-------- GIVEN DATA
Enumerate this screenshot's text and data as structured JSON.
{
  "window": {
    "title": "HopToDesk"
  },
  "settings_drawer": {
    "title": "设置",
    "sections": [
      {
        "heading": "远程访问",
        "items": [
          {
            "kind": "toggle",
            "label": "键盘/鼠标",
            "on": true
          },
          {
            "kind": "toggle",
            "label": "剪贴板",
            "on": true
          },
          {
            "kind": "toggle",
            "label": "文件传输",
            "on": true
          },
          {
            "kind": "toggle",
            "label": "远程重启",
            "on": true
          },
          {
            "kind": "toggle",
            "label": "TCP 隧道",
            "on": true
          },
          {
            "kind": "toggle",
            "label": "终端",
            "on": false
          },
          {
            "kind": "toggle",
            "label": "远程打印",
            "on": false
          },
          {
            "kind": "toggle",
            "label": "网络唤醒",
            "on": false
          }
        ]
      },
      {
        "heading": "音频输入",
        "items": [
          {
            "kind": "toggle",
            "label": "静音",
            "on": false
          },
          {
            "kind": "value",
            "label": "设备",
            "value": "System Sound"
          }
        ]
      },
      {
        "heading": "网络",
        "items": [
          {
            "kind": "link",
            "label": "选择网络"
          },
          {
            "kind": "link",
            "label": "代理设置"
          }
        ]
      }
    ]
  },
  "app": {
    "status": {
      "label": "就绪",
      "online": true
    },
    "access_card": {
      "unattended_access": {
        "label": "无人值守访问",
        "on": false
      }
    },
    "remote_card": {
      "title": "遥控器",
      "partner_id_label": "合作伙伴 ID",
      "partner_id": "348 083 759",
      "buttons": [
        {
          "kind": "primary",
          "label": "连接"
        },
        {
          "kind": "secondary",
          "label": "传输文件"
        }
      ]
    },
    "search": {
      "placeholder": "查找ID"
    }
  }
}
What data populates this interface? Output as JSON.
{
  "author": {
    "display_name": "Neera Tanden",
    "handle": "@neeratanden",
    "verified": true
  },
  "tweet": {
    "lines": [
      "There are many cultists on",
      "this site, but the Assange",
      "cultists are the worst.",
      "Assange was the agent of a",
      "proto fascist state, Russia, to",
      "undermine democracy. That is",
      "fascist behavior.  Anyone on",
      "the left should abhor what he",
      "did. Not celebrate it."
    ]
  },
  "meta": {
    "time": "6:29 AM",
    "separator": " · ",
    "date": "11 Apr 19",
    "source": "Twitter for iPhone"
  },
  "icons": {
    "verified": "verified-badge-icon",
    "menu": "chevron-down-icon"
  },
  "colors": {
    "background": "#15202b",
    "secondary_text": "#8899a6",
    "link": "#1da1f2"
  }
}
----------------
WRITTEN REQUEST =
Transcribe, word for word, every line from the one containing "What data populates" through the final line of the entries, and nothing else.

ANSWER TO THIS TASK =
What data populates this interface? Output as JSON.
{
  "author": {
    "display_name": "Neera Tanden",
    "handle": "@neeratanden",
    "verified": true
  },
  "tweet": {
    "lines": [
      "There are many cultists on",
      "this site, but the Assange",
      "cultists are the worst.",
      "Assange was the agent of a",
      "proto fascist state, Russia, to",
      "undermine democracy. That is",
      "fascist behavior.  Anyone on",
      "the left should abhor what he",
      "did. Not celebrate it."
    ]
  },
  "meta": {
    "time": "6:29 AM",
    "separator": " · ",
    "date": "11 Apr 19",
    "source": "Twitter for iPhone"
  },
  "icons": {
    "verified": "verified-badge-icon",
    "menu": "chevron-down-icon"
  },
  "colors": {
    "background": "#15202b",
    "secondary_text": "#8899a6",
    "link": "#1da1f2"
  }
}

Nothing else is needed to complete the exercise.